=== Goal ===
State how many lines of the records contain the string "name", and give no other information.

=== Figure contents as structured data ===
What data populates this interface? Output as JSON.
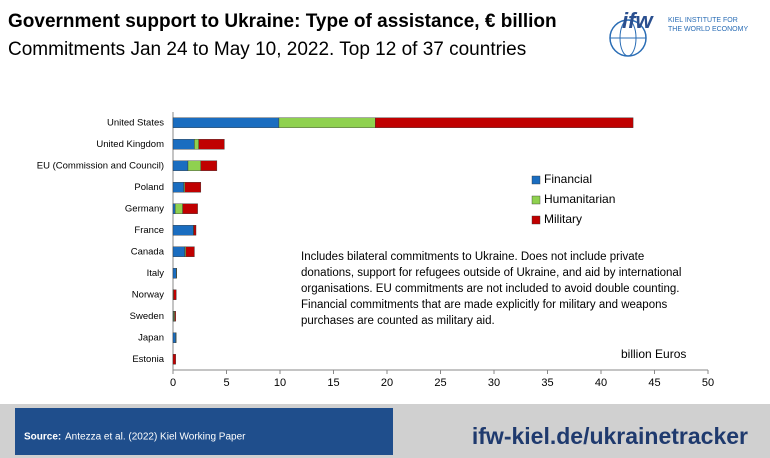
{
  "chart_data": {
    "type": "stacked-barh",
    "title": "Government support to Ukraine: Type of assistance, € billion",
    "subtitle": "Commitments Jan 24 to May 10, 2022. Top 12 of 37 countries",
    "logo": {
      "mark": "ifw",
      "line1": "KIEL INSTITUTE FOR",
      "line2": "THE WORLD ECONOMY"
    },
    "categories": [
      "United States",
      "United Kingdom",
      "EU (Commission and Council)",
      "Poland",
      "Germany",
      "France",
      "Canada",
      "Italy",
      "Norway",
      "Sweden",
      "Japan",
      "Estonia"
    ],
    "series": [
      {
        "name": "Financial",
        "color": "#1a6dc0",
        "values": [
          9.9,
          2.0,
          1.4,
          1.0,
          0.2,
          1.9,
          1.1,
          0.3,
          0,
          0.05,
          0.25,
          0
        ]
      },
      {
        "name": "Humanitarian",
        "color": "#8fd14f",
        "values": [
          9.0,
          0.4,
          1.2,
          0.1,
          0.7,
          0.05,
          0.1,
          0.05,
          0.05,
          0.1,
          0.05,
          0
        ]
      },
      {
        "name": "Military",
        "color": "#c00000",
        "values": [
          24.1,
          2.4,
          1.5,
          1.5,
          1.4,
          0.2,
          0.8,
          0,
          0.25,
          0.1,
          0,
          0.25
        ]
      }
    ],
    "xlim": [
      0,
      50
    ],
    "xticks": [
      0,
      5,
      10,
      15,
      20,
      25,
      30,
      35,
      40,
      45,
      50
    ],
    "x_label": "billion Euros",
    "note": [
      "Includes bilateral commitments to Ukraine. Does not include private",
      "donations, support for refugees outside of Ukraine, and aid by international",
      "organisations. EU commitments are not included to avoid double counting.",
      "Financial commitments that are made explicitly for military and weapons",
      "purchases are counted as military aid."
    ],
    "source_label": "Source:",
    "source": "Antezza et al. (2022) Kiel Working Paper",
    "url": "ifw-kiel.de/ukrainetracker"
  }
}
---
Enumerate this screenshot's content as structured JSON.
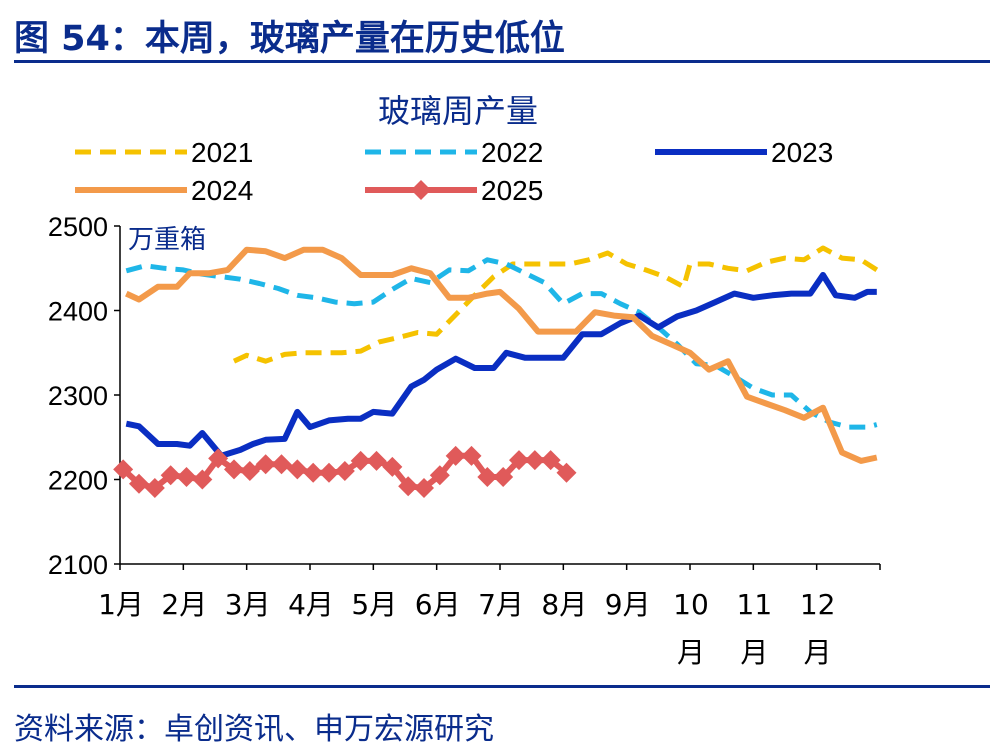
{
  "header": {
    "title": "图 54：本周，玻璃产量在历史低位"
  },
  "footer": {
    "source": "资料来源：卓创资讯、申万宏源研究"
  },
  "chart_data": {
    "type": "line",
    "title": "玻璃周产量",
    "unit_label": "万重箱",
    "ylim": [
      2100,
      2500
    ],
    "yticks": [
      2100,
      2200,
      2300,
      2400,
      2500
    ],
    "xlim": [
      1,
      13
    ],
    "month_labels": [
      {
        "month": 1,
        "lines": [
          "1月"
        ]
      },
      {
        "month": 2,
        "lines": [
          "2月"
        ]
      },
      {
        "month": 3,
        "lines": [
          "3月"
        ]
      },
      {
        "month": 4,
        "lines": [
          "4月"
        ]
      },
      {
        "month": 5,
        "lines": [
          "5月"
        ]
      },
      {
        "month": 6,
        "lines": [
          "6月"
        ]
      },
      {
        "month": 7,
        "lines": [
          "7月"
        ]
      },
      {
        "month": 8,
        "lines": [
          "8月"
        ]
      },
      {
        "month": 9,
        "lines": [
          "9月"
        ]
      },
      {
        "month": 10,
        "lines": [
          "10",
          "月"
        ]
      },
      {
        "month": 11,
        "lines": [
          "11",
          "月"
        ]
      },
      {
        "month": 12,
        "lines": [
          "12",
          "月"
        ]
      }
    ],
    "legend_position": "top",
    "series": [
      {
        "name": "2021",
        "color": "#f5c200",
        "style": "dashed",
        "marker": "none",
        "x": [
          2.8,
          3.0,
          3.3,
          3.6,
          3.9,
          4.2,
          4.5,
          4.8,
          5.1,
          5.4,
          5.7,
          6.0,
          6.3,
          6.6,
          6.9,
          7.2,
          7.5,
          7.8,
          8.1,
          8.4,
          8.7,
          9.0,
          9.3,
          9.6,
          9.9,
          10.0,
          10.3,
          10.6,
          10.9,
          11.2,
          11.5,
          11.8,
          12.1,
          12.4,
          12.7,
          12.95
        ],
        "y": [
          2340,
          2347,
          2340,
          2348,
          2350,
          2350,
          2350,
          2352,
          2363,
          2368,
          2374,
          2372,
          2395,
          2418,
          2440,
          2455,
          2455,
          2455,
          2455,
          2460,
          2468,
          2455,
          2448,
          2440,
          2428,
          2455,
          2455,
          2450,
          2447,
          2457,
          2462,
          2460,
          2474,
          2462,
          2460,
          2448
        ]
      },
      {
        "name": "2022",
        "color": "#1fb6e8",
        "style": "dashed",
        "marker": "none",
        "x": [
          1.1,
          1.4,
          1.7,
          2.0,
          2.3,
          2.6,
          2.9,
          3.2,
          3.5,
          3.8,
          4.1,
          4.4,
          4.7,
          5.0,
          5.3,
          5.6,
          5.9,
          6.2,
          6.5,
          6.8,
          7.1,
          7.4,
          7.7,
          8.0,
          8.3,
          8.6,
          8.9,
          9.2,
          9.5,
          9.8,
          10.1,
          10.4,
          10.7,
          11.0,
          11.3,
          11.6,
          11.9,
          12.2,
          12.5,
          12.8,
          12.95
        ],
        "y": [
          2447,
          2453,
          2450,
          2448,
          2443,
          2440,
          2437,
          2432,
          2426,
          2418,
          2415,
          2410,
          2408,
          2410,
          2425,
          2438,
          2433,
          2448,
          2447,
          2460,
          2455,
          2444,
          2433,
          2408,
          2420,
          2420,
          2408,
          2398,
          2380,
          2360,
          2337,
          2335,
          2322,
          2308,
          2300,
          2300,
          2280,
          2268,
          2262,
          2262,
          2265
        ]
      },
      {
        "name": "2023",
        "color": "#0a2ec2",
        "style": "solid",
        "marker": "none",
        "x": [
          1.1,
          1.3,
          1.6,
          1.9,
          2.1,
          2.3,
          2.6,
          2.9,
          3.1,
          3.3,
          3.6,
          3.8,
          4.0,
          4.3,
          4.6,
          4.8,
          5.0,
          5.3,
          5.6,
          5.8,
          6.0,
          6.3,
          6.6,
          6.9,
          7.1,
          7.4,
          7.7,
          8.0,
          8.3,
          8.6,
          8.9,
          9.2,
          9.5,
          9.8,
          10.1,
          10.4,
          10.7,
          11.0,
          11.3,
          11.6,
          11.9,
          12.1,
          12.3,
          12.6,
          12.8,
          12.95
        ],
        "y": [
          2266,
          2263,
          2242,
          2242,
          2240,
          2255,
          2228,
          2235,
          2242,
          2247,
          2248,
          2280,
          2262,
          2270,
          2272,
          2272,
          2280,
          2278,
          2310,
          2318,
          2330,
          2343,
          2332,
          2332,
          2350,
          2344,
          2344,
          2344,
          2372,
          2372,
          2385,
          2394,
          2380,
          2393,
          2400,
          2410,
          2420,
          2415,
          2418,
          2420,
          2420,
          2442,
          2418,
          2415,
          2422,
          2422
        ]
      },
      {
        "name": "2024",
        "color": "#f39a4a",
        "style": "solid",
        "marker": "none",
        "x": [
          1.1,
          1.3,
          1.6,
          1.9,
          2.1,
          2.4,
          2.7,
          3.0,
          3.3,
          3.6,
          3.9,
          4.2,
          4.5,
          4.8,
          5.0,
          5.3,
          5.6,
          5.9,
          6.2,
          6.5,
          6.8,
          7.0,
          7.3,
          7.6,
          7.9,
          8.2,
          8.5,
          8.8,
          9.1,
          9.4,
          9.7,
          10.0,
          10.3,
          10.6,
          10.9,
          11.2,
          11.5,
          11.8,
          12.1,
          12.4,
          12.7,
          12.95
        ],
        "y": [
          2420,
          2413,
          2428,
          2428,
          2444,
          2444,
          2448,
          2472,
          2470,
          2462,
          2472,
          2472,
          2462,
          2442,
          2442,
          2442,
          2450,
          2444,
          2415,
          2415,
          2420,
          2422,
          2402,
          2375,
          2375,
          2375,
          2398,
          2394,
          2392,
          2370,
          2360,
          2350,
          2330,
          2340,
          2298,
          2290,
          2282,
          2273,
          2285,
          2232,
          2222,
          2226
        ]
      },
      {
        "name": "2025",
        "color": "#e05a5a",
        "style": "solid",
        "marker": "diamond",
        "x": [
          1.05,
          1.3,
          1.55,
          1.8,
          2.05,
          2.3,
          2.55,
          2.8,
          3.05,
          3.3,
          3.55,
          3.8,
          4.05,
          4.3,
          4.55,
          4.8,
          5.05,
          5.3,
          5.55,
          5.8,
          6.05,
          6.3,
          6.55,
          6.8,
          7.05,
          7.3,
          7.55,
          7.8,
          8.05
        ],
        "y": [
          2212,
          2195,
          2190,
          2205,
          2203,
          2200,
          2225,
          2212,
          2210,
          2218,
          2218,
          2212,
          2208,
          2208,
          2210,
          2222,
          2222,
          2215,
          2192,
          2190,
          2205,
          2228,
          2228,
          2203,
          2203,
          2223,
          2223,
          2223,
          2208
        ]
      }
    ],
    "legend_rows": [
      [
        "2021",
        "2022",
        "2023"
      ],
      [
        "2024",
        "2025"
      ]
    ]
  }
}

=== Output for this exercise ===
8